== What to do ==
In the part that opens with the line containing "popular-badge-label: Popular xyxy=(57,70,119,86)" and closes with the line containing "menu-item-description: Silky tofu", swap "popular-icon" for "star-icon" and reproduce only those lines, leaving everything else unchanged.

== Excerpted data ==
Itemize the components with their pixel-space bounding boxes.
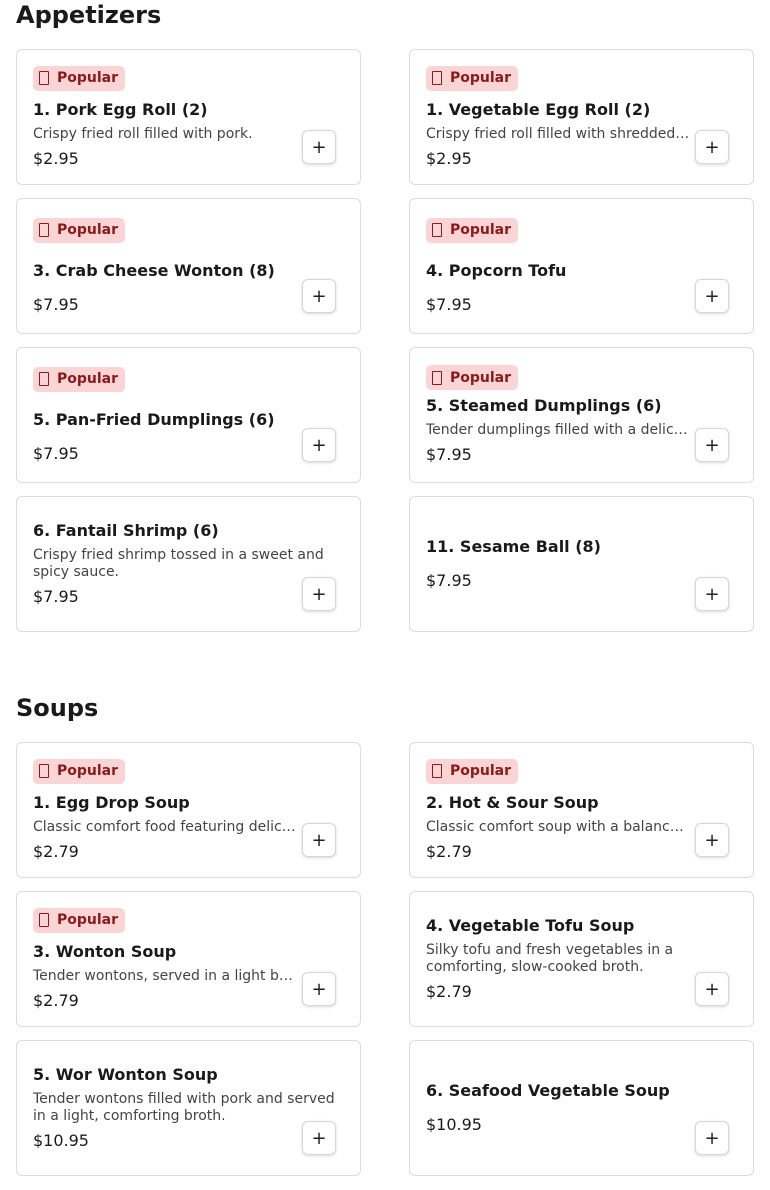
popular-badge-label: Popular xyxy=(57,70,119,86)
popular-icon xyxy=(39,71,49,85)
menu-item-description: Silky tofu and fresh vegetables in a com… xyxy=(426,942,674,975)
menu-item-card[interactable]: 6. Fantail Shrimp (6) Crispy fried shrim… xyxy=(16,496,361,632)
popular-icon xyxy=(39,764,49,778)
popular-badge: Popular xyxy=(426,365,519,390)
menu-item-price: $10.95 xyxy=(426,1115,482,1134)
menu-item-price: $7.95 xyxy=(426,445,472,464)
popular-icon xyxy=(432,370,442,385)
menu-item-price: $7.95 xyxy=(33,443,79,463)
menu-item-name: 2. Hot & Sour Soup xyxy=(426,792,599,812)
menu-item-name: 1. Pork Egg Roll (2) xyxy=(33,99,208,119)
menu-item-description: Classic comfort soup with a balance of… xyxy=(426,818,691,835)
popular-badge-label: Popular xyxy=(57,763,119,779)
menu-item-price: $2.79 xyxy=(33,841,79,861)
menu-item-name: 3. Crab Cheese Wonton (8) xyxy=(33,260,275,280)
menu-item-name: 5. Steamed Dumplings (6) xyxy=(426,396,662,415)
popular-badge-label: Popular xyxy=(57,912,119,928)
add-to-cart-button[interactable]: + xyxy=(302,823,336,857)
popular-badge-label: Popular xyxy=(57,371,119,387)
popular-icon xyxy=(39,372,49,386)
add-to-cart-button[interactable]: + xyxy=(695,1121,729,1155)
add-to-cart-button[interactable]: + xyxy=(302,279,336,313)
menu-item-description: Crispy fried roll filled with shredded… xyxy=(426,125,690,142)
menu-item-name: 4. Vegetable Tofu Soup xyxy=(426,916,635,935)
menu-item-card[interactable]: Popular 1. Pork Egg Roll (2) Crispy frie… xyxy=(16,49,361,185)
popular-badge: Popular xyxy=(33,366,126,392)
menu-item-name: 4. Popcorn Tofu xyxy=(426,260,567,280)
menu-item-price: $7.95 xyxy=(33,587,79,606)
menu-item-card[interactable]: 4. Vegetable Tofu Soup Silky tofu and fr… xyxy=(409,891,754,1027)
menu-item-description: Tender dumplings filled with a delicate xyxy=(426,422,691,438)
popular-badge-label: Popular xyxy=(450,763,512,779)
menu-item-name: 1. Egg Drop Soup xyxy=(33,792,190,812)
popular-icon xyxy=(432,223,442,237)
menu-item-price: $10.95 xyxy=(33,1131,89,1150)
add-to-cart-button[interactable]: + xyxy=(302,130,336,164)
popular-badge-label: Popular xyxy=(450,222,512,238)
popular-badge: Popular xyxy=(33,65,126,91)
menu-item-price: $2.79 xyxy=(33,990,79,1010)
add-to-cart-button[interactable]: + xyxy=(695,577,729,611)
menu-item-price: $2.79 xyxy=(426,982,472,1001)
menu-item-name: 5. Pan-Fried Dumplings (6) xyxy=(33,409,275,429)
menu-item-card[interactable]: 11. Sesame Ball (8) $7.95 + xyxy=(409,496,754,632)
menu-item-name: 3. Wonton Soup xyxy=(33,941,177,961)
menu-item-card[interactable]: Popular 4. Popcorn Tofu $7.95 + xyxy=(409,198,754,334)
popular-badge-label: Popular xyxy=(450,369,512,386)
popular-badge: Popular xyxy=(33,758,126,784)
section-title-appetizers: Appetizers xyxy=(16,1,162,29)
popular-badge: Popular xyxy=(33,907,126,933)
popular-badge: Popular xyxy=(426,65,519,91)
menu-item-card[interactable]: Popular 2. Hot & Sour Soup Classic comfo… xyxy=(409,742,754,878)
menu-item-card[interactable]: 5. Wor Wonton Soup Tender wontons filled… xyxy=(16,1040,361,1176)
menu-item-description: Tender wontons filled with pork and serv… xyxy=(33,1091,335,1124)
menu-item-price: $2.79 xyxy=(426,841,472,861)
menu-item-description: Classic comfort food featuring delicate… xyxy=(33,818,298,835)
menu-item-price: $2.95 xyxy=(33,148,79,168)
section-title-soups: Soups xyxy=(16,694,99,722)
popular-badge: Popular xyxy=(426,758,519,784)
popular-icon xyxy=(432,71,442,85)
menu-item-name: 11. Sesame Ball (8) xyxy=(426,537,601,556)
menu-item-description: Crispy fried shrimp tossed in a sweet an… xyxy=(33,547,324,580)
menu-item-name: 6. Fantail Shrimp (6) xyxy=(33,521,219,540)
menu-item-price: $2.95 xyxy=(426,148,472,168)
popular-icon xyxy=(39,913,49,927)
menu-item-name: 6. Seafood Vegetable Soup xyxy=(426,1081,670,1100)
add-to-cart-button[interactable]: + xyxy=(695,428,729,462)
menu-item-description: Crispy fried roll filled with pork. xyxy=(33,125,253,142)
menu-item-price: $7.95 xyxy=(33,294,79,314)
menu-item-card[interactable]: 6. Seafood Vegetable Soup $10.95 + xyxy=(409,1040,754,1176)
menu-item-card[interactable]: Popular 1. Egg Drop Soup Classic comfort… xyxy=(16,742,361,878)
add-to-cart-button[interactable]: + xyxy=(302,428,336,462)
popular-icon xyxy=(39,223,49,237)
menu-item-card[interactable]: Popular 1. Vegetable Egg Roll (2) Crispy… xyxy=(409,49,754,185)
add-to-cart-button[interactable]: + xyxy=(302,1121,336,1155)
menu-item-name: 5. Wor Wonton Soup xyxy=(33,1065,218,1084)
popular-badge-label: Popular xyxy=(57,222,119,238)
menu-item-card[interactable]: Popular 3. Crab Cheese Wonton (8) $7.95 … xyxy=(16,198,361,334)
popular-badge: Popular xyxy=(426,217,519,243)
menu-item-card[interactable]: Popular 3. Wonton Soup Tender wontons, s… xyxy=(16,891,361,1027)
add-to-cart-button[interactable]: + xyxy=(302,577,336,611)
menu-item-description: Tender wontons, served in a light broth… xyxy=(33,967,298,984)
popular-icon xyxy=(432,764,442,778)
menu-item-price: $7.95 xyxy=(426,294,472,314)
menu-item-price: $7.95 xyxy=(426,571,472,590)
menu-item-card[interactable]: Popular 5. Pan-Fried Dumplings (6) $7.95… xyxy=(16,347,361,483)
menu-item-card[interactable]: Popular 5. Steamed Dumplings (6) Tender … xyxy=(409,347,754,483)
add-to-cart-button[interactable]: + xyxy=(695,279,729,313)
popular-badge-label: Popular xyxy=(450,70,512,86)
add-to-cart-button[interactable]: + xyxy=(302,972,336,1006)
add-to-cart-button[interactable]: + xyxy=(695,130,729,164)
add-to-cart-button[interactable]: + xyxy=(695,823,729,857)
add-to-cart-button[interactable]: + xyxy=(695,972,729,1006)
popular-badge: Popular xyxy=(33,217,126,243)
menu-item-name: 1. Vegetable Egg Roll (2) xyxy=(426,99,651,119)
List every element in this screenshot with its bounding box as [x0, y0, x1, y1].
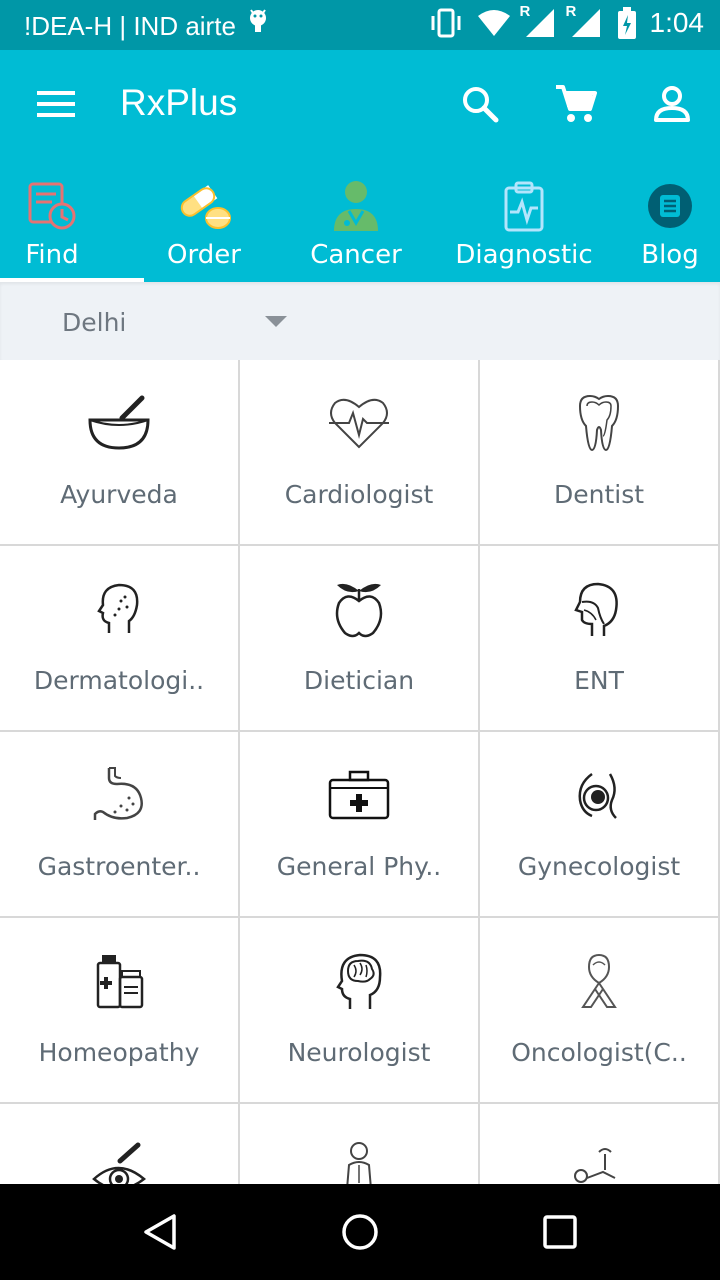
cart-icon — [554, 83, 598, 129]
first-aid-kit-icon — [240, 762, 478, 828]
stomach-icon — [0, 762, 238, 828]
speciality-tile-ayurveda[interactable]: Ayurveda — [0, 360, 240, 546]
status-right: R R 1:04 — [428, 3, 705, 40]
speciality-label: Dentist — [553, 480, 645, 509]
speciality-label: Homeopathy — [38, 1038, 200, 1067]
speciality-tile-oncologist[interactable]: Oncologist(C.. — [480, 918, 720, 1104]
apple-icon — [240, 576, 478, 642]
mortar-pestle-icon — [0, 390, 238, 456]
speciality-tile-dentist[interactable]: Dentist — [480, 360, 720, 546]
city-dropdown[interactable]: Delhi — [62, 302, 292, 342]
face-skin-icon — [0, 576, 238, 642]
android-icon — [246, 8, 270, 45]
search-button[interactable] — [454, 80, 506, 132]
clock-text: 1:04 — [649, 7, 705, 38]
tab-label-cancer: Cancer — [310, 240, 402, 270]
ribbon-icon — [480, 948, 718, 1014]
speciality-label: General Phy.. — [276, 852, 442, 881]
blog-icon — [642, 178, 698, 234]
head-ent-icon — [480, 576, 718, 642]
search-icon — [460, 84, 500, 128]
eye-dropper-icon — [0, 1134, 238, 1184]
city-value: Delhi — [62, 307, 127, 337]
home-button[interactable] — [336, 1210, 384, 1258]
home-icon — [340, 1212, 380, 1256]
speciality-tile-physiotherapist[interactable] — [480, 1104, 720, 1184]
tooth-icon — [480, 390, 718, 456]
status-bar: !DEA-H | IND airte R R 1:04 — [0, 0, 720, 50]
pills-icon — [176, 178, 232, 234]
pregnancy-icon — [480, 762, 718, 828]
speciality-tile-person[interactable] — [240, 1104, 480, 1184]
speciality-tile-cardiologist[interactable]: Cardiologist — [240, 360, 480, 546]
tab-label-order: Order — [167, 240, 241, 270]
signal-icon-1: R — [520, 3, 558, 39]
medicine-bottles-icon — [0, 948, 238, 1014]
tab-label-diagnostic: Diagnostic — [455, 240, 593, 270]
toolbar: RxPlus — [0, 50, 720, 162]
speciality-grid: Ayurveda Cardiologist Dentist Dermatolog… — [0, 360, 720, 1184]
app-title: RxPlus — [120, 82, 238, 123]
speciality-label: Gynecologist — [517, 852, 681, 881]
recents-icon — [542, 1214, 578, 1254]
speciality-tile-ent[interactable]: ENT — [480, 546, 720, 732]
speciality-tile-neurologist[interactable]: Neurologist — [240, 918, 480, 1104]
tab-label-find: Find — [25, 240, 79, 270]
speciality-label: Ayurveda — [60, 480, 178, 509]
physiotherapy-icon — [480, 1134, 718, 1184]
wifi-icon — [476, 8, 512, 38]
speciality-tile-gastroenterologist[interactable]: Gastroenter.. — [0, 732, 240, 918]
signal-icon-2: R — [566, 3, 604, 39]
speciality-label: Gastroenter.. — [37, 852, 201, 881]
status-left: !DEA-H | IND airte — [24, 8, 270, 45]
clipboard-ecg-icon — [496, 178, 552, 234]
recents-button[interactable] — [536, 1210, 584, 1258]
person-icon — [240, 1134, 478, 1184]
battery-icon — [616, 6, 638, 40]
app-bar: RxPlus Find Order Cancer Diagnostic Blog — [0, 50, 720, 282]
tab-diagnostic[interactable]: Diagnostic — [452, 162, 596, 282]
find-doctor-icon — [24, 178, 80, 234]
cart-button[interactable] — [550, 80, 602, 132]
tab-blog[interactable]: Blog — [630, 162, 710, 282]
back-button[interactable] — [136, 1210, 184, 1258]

== Answer below ==
popular-badge-label: Popular xyxy=(57,70,119,86)
star-icon xyxy=(39,71,49,85)
menu-item-description: Silky tofu and fresh vegetables in a com… xyxy=(426,942,674,975)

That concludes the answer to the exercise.